▶ _Entries from a dataset_
--*--

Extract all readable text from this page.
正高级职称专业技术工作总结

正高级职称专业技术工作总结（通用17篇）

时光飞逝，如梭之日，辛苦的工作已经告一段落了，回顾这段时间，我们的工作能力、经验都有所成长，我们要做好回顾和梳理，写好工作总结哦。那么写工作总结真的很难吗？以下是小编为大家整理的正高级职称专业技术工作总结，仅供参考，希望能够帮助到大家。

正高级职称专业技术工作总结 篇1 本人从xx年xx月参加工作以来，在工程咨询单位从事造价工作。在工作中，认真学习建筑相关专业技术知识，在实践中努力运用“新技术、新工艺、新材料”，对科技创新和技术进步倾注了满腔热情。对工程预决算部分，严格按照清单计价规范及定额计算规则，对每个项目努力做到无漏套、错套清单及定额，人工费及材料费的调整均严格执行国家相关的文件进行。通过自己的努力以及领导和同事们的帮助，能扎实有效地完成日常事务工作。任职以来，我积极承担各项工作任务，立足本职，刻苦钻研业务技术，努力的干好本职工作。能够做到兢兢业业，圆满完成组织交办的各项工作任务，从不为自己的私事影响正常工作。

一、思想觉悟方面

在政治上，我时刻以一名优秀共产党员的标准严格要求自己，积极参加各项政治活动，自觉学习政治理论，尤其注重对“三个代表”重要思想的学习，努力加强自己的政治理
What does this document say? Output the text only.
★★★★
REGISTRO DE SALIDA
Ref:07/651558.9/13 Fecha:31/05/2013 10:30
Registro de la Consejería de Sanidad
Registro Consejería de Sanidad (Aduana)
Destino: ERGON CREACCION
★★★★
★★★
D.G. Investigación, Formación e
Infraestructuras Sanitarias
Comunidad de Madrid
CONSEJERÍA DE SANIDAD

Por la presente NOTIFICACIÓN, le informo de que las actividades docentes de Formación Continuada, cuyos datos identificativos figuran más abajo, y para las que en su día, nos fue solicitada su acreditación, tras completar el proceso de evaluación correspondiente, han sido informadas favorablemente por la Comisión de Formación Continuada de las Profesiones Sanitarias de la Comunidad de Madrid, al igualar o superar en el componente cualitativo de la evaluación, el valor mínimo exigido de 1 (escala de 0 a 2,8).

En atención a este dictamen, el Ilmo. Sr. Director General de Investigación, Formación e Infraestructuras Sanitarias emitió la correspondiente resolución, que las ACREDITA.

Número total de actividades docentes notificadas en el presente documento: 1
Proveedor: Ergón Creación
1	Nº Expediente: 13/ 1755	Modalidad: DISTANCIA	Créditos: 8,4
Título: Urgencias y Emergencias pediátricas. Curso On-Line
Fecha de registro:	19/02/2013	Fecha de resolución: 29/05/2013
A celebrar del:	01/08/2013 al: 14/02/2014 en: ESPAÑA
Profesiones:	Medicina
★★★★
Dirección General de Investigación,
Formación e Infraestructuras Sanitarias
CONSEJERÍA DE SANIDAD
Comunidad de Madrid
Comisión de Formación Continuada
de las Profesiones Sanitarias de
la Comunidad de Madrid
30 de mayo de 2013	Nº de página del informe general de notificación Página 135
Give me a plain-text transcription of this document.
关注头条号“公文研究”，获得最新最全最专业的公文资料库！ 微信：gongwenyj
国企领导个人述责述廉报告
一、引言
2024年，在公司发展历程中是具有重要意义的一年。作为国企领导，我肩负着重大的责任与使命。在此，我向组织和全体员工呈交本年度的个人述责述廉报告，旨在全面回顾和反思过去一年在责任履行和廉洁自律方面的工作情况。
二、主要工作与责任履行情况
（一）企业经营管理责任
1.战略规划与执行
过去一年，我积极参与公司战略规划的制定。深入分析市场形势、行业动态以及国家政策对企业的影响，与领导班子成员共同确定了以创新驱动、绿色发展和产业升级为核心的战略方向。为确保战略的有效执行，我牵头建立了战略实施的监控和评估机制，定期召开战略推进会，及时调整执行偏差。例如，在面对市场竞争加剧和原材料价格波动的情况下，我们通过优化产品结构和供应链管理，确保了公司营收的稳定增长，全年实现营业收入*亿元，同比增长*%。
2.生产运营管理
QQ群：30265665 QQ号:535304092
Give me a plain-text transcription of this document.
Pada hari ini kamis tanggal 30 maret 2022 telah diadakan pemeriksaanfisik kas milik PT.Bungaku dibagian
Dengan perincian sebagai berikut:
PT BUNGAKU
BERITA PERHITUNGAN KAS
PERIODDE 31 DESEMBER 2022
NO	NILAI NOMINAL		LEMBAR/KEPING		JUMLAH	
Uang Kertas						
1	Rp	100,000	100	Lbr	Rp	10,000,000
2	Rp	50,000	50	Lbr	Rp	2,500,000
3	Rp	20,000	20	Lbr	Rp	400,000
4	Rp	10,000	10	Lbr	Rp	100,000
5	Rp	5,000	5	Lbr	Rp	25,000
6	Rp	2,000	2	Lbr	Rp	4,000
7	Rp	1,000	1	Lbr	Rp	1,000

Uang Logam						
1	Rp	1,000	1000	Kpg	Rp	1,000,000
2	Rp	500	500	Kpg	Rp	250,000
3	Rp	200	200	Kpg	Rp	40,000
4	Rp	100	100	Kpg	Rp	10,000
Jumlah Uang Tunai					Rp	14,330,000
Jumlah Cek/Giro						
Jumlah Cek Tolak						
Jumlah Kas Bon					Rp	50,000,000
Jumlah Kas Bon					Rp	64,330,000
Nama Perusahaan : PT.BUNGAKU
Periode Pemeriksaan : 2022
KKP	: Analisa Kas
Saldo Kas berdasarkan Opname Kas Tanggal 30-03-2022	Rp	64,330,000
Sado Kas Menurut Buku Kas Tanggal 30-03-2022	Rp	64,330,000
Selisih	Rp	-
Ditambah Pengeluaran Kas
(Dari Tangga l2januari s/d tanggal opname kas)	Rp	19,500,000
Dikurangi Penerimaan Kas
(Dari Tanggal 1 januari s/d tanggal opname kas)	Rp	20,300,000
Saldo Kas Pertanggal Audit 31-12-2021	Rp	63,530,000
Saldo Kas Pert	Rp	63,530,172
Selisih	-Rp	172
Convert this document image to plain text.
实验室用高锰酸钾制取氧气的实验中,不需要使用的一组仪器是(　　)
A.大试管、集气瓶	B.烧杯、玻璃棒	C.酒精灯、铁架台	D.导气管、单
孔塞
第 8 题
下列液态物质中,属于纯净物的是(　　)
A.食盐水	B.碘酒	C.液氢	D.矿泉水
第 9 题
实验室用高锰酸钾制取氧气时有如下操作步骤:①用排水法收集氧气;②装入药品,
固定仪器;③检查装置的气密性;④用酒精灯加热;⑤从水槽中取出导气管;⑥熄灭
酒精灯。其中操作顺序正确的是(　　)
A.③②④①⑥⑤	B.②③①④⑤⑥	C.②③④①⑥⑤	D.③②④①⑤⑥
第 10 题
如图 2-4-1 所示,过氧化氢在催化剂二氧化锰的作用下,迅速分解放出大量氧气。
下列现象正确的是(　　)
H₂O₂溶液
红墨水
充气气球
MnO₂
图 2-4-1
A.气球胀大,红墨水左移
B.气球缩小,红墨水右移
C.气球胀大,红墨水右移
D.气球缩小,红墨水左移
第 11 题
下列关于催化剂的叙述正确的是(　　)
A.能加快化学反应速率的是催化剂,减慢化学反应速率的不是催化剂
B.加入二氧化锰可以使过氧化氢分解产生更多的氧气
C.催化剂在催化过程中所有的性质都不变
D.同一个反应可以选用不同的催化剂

--*--

▶ _EXERCISE BRIEF_
Every line of the listing that holds "docentes" should be found and copied.

▶ _RESULT FOR THIS TASK_
Por la presente NOTIFICACIÓN, le informo de que las actividades docentes de Formación Continuada, cuyos datos identificativos figuran más abajo, y para las que en su día, nos fue solicitada su acreditación, tras completar el proceso de evaluación correspondiente, han sido informadas favorablemente por la Comisión de Formación Continuada de las Profesiones Sanitarias de la Comunidad de Madrid, al igualar o superar en el componente cualitativo de la evaluación, el valor mínimo exigido de 1 (escala de 0 a 2,8).
Número total de actividades docentes notificadas en el presente documento: 1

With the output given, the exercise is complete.